Stored data
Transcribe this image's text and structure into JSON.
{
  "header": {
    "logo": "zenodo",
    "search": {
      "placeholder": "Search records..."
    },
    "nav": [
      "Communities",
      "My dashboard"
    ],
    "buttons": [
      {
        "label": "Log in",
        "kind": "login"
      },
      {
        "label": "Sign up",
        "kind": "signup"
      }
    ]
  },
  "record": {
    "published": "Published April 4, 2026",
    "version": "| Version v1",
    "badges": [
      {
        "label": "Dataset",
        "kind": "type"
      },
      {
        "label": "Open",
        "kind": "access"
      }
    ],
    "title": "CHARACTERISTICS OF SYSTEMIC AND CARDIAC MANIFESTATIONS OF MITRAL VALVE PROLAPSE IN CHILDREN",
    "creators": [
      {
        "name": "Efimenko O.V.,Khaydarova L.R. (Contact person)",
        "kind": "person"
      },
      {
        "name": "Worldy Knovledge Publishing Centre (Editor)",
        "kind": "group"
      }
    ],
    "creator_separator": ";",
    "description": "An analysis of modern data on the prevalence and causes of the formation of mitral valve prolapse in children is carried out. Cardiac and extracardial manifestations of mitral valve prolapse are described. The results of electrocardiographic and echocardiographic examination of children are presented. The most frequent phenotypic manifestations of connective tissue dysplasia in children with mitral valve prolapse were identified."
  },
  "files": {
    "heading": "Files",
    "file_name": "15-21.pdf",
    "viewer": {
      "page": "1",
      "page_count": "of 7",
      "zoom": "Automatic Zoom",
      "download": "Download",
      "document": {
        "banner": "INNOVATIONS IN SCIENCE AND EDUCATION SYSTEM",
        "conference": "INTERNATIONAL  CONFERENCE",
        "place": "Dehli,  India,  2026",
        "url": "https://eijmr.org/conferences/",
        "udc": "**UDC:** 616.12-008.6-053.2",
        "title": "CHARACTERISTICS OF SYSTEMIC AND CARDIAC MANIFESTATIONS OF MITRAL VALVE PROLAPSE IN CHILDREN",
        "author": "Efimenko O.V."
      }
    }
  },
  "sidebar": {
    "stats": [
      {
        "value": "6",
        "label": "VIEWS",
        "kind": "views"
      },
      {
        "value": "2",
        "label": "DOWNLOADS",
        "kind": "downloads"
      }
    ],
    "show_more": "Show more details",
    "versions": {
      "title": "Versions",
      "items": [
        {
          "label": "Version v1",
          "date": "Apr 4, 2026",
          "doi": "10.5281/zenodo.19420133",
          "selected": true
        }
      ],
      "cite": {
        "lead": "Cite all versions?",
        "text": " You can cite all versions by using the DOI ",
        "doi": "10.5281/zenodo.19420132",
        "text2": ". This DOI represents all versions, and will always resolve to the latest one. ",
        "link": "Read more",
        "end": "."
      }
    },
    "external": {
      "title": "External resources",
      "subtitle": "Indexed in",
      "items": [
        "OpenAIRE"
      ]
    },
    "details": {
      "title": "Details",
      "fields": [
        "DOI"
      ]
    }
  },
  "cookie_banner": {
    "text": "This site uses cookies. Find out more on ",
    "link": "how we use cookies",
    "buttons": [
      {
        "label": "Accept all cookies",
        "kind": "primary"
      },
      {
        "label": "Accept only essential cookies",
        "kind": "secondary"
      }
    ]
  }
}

» Problem
Each entry above is to be printed again exactly.

» Result below
Transcribe this image's text and structure into JSON.
{
  "header": {
    "logo": "zenodo",
    "search": {
      "placeholder": "Search records..."
    },
    "nav": [
      "Communities",
      "My dashboard"
    ],
    "buttons": [
      {
        "label": "Log in",
        "kind": "login"
      },
      {
        "label": "Sign up",
        "kind": "signup"
      }
    ]
  },
  "record": {
    "published": "Published April 4, 2026",
    "version": "| Version v1",
    "badges": [
      {
        "label": "Dataset",
        "kind": "type"
      },
      {
        "label": "Open",
        "kind": "access"
      }
    ],
    "title": "CHARACTERISTICS OF SYSTEMIC AND CARDIAC MANIFESTATIONS OF MITRAL VALVE PROLAPSE IN CHILDREN",
    "creators": [
      {
        "name": "Efimenko O.V.,Khaydarova L.R. (Contact person)",
        "kind": "person"
      },
      {
        "name": "Worldy Knovledge Publishing Centre (Editor)",
        "kind": "group"
      }
    ],
    "creator_separator": ";",
    "description": "An analysis of modern data on the prevalence and causes of the formation of mitral valve prolapse in children is carried out. Cardiac and extracardial manifestations of mitral valve prolapse are described. The results of electrocardiographic and echocardiographic examination of children are presented. The most frequent phenotypic manifestations of connective tissue dysplasia in children with mitral valve prolapse were identified."
  },
  "files": {
    "heading": "Files",
    "file_name": "15-21.pdf",
    "viewer": {
      "page": "1",
      "page_count": "of 7",
      "zoom": "Automatic Zoom",
      "download": "Download",
      "document": {
        "banner": "INNOVATIONS IN SCIENCE AND EDUCATION SYSTEM",
        "conference": "INTERNATIONAL  CONFERENCE",
        "place": "Dehli,  India,  2026",
        "url": "https://eijmr.org/conferences/",
        "udc": "**UDC:** 616.12-008.6-053.2",
        "title": "CHARACTERISTICS OF SYSTEMIC AND CARDIAC MANIFESTATIONS OF MITRAL VALVE PROLAPSE IN CHILDREN",
        "author": "Efimenko O.V."
      }
    }
  },
  "sidebar": {
    "stats": [
      {
        "value": "6",
        "label": "VIEWS",
        "kind": "views"
      },
      {
        "value": "2",
        "label": "DOWNLOADS",
        "kind": "downloads"
      }
    ],
    "show_more": "Show more details",
    "versions": {
      "title": "Versions",
      "items": [
        {
          "label": "Version v1",
          "date": "Apr 4, 2026",
          "doi": "10.5281/zenodo.19420133",
          "selected": true
        }
      ],
      "cite": {
        "lead": "Cite all versions?",
        "text": " You can cite all versions by using the DOI ",
        "doi": "10.5281/zenodo.19420132",
        "text2": ". This DOI represents all versions, and will always resolve to the latest one. ",
        "link": "Read more",
        "end": "."
      }
    },
    "external": {
      "title": "External resources",
      "subtitle": "Indexed in",
      "items": [
        "OpenAIRE"
      ]
    },
    "details": {
      "title": "Details",
      "fields": [
        "DOI"
      ]
    }
  },
  "cookie_banner": {
    "text": "This site uses cookies. Find out more on ",
    "link": "how we use cookies",
    "buttons": [
      {
        "label": "Accept all cookies",
        "kind": "primary"
      },
      {
        "label": "Accept only essential cookies",
        "kind": "secondary"
      }
    ]
  }
}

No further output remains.